(Items listed in a dataset)

────────────────

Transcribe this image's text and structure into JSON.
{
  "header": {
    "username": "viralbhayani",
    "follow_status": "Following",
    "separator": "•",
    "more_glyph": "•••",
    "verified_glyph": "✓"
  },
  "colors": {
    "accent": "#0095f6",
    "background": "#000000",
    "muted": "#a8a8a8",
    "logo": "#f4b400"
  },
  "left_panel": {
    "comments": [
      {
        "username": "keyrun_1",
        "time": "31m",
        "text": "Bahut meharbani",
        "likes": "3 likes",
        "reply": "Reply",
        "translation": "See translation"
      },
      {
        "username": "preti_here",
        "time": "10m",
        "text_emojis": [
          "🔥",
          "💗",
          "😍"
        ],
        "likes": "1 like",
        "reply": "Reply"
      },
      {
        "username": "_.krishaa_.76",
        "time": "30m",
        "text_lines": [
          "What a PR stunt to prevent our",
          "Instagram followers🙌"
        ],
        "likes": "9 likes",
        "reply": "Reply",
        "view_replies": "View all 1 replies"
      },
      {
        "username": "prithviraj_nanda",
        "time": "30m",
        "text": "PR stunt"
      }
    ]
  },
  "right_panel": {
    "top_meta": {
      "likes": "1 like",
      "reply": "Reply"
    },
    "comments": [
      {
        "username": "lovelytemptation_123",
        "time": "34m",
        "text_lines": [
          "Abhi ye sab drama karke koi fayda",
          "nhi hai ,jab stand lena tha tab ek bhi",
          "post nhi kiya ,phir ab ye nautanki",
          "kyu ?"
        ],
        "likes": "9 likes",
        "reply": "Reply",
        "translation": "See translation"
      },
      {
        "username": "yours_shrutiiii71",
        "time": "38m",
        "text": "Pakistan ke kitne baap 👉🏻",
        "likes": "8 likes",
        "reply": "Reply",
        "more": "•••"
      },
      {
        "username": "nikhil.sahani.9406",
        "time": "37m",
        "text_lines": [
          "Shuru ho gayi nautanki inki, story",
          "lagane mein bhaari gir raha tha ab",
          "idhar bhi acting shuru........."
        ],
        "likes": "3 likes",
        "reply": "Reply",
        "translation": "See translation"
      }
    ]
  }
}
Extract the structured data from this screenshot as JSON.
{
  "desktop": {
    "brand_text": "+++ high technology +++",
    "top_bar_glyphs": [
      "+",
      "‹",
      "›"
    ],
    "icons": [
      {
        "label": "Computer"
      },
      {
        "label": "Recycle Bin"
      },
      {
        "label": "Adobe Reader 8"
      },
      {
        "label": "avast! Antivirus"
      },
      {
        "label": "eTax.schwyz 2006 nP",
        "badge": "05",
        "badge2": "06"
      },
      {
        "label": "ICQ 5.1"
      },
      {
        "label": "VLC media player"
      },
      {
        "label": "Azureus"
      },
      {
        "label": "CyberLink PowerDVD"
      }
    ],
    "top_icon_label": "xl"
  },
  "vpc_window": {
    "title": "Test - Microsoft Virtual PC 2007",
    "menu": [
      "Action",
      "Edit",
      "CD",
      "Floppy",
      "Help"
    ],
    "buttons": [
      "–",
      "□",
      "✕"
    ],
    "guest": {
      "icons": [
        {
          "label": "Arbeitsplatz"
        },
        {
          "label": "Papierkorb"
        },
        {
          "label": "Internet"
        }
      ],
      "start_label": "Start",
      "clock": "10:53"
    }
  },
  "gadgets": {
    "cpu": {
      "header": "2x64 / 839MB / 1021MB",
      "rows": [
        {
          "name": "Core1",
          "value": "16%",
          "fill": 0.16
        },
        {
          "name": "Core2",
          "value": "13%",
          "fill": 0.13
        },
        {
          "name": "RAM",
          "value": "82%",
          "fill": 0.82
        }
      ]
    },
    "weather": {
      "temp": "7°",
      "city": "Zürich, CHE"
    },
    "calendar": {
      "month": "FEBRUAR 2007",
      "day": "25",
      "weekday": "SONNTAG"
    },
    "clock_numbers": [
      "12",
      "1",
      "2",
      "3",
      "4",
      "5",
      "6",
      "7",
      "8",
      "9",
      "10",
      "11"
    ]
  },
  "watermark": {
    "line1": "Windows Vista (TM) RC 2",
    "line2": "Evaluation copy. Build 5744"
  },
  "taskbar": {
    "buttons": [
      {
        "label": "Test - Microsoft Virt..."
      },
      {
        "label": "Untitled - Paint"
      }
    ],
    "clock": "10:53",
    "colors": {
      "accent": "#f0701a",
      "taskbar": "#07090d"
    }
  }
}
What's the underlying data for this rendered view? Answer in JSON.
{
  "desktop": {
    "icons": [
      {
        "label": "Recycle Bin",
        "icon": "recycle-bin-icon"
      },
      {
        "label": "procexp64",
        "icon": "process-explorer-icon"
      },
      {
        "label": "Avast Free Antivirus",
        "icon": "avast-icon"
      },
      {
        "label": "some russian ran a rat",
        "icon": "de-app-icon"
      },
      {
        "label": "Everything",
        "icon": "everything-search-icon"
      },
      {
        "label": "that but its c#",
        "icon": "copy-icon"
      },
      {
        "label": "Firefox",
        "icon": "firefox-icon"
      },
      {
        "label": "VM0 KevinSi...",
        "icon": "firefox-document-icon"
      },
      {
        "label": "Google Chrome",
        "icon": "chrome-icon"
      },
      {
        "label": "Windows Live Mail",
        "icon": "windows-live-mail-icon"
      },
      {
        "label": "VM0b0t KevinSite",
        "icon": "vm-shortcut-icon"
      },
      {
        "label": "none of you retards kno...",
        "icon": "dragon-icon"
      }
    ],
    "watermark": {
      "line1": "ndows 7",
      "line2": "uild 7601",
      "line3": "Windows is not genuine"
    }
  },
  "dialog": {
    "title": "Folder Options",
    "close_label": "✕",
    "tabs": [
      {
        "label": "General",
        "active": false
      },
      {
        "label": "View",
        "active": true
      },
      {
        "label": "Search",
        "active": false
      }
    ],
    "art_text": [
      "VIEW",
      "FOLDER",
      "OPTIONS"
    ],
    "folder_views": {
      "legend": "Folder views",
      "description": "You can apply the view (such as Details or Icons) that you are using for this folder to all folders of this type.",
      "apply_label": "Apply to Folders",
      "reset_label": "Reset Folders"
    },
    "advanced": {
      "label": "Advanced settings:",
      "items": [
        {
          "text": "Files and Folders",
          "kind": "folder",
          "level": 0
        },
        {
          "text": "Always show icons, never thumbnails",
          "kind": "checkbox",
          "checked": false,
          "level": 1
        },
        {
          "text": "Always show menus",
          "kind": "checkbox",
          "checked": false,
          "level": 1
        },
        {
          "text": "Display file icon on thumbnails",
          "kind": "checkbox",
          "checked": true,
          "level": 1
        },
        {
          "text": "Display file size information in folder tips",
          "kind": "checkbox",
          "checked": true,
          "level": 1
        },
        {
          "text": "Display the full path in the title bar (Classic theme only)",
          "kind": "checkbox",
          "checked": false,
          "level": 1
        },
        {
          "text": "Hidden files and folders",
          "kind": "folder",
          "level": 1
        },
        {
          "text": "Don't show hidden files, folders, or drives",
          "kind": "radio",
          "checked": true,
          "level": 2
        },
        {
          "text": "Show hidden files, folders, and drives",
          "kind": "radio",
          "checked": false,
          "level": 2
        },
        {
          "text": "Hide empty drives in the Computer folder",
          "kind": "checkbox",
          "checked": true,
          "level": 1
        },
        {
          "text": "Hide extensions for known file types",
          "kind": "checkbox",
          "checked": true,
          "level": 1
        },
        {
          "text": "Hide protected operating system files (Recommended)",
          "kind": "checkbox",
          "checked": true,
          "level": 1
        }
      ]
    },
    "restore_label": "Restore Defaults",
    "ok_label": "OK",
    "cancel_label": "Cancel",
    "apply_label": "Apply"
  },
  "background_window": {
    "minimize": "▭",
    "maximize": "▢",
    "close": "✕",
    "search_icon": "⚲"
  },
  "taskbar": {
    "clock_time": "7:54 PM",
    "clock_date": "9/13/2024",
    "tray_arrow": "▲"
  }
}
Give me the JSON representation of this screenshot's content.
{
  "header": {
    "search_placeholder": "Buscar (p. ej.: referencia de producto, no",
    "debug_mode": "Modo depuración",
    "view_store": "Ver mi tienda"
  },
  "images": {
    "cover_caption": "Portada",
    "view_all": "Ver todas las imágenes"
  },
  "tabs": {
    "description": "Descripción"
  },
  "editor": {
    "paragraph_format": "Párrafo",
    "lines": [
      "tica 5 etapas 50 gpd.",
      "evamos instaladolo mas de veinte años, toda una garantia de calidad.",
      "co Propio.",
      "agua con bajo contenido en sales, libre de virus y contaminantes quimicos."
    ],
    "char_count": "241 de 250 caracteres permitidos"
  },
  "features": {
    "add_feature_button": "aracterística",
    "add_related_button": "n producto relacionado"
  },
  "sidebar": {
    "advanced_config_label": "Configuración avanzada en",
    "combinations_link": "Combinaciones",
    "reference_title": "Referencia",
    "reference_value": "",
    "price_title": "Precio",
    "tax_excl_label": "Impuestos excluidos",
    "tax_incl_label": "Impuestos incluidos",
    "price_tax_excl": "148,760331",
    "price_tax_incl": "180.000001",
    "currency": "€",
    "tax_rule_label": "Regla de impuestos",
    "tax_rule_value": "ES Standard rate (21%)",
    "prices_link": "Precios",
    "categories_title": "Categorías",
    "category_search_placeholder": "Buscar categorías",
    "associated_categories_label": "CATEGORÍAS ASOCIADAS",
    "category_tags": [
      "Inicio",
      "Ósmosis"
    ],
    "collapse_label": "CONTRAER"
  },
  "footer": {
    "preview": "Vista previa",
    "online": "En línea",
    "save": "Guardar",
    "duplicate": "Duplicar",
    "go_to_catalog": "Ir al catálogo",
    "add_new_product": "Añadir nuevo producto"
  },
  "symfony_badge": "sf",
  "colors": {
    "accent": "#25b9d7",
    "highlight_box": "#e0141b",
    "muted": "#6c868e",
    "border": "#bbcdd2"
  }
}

────────────────

With "screenshot" as the string to look for, count the matching lines in the entries above and report only the number.

2